Given exercise —
Using the listing below, select the lines with the word "stable" and copy them.

Data to process —
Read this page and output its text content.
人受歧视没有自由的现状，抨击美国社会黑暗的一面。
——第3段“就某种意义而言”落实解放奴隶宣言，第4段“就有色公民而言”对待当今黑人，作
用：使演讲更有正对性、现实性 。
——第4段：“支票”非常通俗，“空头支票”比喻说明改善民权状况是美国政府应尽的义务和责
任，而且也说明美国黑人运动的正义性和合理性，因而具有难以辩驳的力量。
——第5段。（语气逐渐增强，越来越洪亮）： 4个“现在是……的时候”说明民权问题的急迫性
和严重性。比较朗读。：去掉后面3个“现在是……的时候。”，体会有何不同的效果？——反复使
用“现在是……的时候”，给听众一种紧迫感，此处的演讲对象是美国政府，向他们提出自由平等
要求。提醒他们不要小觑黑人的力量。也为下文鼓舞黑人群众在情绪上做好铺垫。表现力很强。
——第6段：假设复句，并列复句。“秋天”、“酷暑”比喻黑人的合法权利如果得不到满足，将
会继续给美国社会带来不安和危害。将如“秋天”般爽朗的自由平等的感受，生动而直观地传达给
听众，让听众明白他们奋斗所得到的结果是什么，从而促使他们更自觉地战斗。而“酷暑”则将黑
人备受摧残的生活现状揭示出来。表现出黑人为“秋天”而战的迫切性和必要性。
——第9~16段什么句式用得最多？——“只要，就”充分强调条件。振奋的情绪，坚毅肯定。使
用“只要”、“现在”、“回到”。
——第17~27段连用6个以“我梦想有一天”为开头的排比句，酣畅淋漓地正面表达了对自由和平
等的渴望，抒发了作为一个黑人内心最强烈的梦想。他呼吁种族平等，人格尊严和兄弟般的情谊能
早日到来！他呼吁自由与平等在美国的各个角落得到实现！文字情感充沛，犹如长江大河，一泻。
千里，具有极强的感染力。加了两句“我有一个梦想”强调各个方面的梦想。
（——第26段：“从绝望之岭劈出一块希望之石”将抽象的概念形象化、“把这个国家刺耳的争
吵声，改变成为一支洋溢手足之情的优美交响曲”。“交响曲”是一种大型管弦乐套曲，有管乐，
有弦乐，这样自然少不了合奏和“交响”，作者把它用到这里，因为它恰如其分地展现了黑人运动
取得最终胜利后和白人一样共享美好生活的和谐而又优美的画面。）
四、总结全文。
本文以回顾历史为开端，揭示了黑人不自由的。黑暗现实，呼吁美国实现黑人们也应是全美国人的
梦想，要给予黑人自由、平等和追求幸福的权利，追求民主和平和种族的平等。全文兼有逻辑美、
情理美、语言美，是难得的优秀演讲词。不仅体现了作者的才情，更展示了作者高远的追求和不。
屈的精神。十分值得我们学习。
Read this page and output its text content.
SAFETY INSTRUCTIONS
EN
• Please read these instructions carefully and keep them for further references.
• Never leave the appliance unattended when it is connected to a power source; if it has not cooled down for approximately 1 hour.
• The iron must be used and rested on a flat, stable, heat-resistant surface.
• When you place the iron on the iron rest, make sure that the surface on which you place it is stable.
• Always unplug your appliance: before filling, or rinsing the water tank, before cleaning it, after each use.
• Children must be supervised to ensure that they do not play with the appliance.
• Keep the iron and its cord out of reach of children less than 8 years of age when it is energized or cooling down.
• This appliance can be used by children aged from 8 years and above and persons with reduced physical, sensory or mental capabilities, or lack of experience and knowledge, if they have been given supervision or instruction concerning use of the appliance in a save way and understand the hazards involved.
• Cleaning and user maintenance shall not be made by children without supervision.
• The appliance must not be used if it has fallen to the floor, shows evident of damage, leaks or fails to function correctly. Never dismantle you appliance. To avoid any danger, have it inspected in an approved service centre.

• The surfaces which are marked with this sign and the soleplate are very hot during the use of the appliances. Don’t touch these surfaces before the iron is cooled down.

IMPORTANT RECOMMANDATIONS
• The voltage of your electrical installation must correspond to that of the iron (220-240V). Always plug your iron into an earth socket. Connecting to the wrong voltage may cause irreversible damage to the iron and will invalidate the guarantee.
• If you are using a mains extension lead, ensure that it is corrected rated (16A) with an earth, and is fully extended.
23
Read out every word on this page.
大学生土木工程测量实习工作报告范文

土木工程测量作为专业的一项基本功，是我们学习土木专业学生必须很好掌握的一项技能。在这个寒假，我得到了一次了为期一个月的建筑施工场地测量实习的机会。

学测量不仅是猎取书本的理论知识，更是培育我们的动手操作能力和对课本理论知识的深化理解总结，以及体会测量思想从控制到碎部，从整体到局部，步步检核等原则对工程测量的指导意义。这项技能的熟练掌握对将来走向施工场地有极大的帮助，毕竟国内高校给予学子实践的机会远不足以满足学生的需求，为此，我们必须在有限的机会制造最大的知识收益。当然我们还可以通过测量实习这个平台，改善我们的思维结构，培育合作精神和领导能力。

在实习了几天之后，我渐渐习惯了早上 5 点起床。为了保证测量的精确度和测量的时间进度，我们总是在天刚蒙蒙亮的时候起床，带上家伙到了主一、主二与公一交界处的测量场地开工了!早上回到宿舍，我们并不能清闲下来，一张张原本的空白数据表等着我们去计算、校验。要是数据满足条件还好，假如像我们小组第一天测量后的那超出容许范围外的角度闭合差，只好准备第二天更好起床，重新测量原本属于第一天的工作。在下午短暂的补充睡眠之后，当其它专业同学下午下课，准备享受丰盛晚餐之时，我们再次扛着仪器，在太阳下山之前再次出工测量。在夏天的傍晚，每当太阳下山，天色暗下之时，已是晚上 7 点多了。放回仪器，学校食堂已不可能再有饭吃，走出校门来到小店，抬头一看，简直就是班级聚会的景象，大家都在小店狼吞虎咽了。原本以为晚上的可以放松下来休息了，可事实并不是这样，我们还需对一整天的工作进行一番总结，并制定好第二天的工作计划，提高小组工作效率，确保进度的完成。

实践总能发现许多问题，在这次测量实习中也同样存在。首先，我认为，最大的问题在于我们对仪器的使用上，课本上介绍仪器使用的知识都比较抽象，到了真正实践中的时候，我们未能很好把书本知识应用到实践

Answer in full —
• The iron must be used and rested on a flat, stable, heat-resistant surface.
• When you place the iron on the iron rest, make sure that the surface on which you place it is stable.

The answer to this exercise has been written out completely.